Copy all lines in which the word "this" can be found.

---------- PROVIDED RECORDS

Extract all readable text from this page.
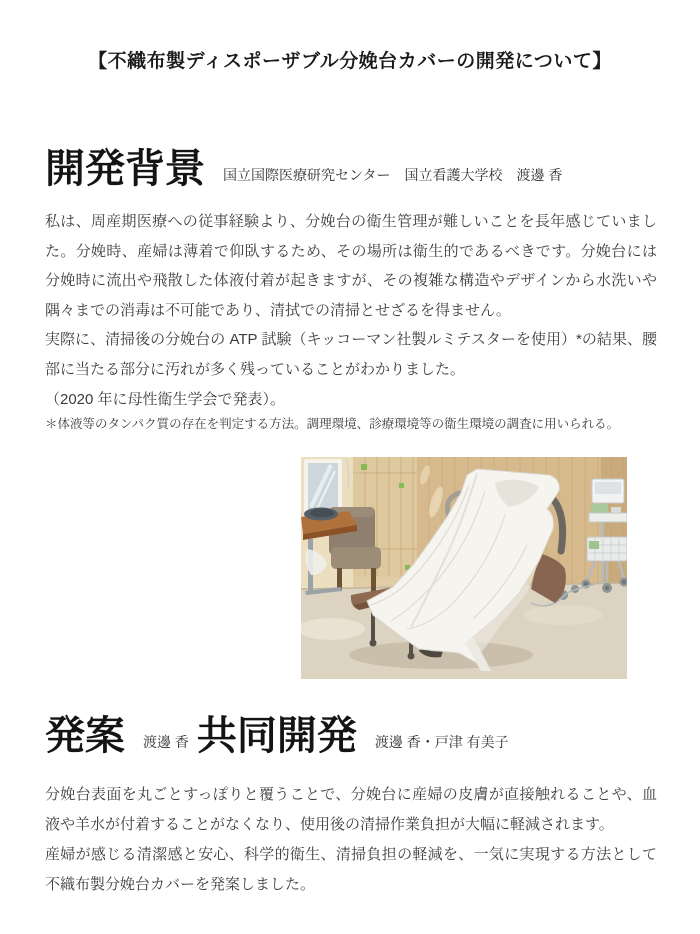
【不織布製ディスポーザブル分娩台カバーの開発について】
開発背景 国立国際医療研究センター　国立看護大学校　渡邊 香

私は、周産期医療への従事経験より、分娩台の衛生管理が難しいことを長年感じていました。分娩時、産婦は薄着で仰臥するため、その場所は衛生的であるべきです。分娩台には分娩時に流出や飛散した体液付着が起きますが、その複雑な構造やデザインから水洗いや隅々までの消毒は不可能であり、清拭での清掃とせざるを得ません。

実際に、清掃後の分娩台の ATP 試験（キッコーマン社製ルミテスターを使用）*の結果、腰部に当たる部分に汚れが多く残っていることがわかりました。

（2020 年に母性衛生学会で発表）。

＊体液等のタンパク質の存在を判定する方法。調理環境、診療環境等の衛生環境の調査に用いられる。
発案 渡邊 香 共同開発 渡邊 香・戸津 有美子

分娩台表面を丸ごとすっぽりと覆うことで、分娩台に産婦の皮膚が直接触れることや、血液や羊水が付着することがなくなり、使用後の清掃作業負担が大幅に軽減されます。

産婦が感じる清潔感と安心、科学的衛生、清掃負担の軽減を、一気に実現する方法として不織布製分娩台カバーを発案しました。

--------------------
---------- PROVIDED RECORDS

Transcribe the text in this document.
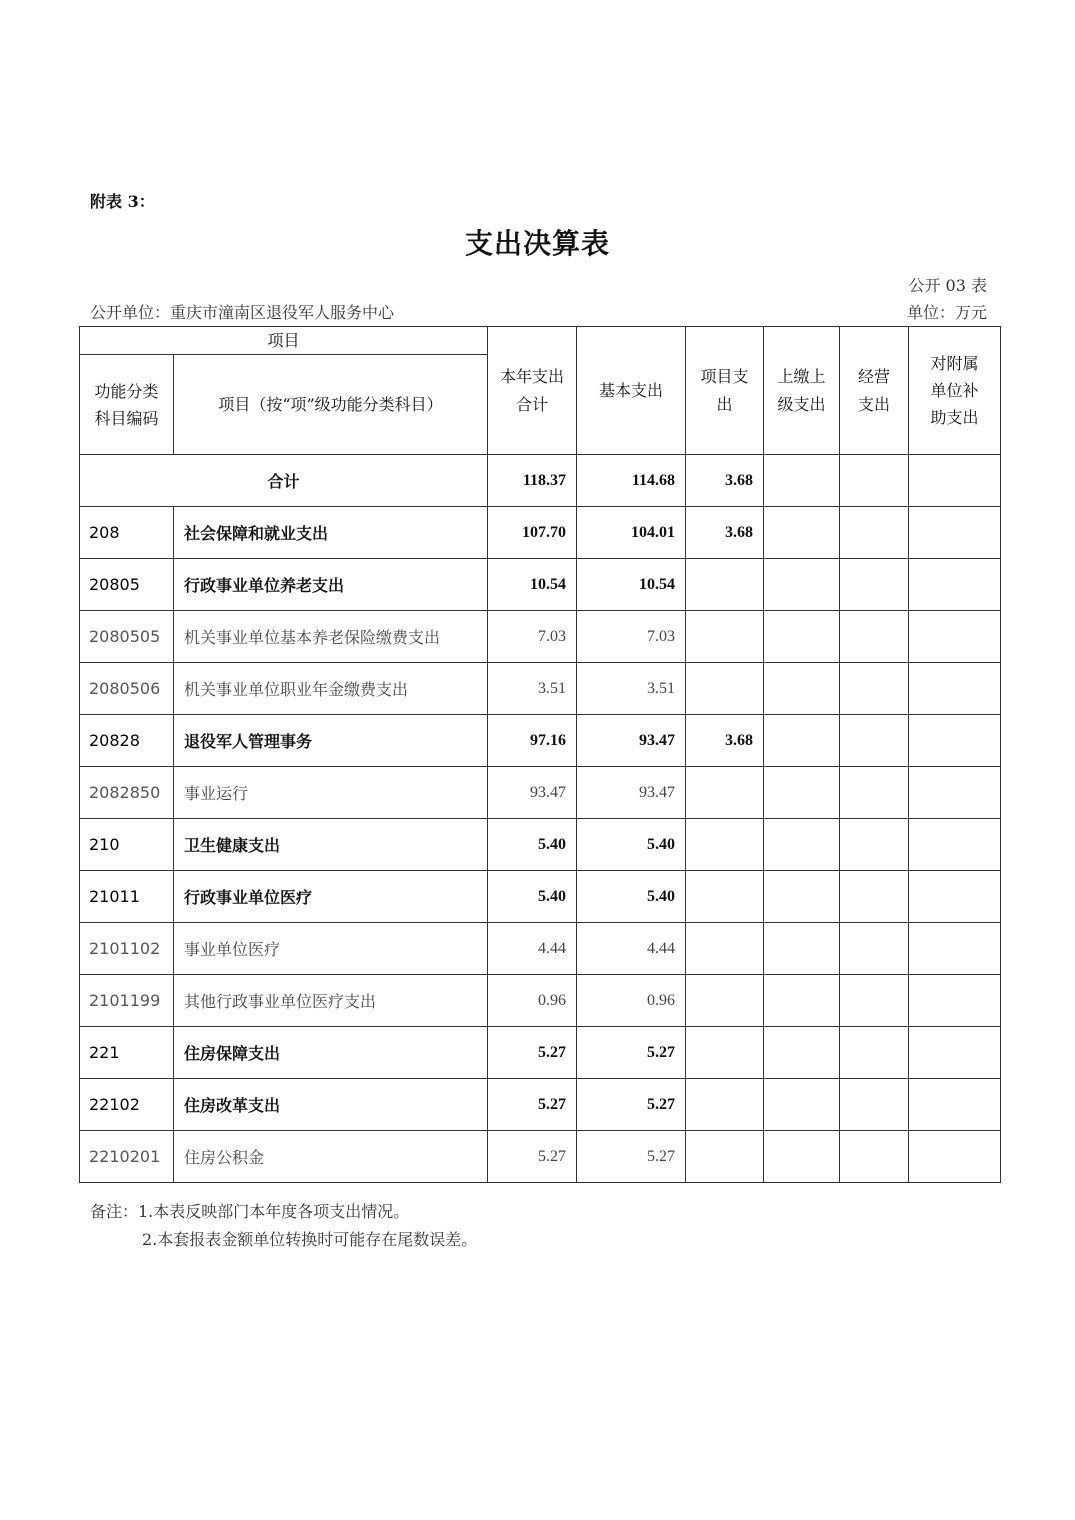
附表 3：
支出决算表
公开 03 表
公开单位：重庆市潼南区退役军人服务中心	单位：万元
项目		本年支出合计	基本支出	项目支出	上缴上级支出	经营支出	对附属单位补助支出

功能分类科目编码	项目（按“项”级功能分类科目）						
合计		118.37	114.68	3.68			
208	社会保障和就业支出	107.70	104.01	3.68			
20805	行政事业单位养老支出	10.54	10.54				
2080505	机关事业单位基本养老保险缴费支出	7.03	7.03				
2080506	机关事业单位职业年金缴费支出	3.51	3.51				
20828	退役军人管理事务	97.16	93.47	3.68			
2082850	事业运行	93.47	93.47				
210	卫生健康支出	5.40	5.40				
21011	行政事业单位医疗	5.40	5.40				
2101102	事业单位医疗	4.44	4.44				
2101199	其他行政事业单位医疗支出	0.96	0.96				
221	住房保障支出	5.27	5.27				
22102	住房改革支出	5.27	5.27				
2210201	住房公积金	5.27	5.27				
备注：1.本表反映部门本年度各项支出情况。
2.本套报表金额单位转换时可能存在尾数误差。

--------------------
---------- PROVIDED RECORDS

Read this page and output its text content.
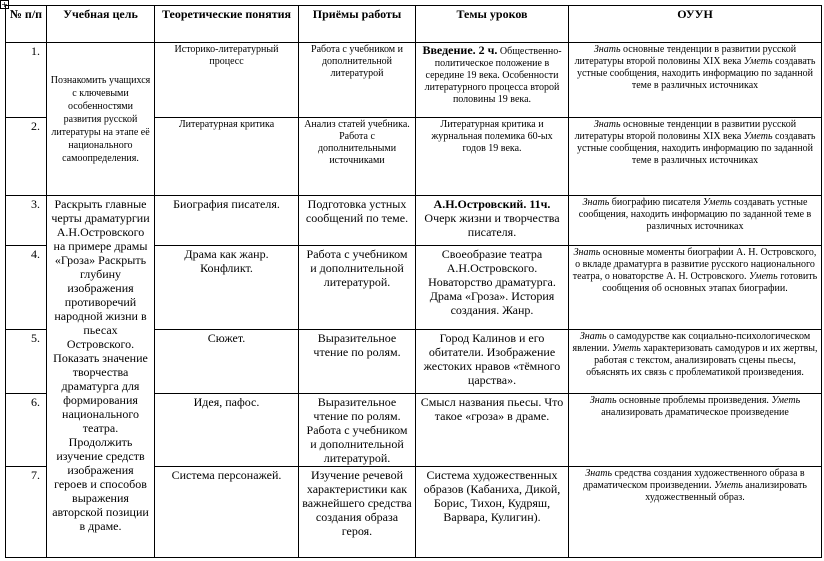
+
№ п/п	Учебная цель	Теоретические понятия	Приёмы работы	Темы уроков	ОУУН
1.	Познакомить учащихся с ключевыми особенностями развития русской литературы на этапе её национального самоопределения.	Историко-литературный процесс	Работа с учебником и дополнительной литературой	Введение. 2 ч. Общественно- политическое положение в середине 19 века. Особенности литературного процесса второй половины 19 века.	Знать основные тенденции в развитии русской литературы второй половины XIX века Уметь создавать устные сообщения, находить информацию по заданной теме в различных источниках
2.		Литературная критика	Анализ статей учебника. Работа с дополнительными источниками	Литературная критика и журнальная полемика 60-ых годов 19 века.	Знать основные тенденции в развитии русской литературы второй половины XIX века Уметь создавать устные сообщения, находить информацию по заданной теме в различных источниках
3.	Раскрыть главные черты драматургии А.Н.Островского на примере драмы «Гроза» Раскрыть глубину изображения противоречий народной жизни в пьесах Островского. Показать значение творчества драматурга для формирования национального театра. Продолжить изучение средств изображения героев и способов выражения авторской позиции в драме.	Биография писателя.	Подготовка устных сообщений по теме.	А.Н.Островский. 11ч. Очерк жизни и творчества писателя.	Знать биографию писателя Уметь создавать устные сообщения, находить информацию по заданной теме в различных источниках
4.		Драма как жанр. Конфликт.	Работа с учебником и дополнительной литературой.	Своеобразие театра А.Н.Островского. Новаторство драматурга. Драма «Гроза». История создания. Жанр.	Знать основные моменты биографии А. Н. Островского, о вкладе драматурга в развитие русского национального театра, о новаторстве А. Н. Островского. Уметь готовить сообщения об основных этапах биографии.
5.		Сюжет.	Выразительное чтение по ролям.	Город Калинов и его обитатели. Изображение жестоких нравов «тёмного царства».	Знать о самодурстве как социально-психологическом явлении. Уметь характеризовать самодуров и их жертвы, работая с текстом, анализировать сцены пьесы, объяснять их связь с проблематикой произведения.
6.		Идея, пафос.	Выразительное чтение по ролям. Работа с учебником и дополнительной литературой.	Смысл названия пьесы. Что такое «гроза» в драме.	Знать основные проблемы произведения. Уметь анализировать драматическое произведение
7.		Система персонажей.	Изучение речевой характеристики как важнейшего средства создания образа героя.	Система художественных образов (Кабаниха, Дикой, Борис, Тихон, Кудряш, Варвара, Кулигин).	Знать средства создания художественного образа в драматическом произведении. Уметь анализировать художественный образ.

--------------------

OUTPUT OF THE TASK:
Extract all readable text from this page.
Transcribe the text in this document.
Read this page and output its text content.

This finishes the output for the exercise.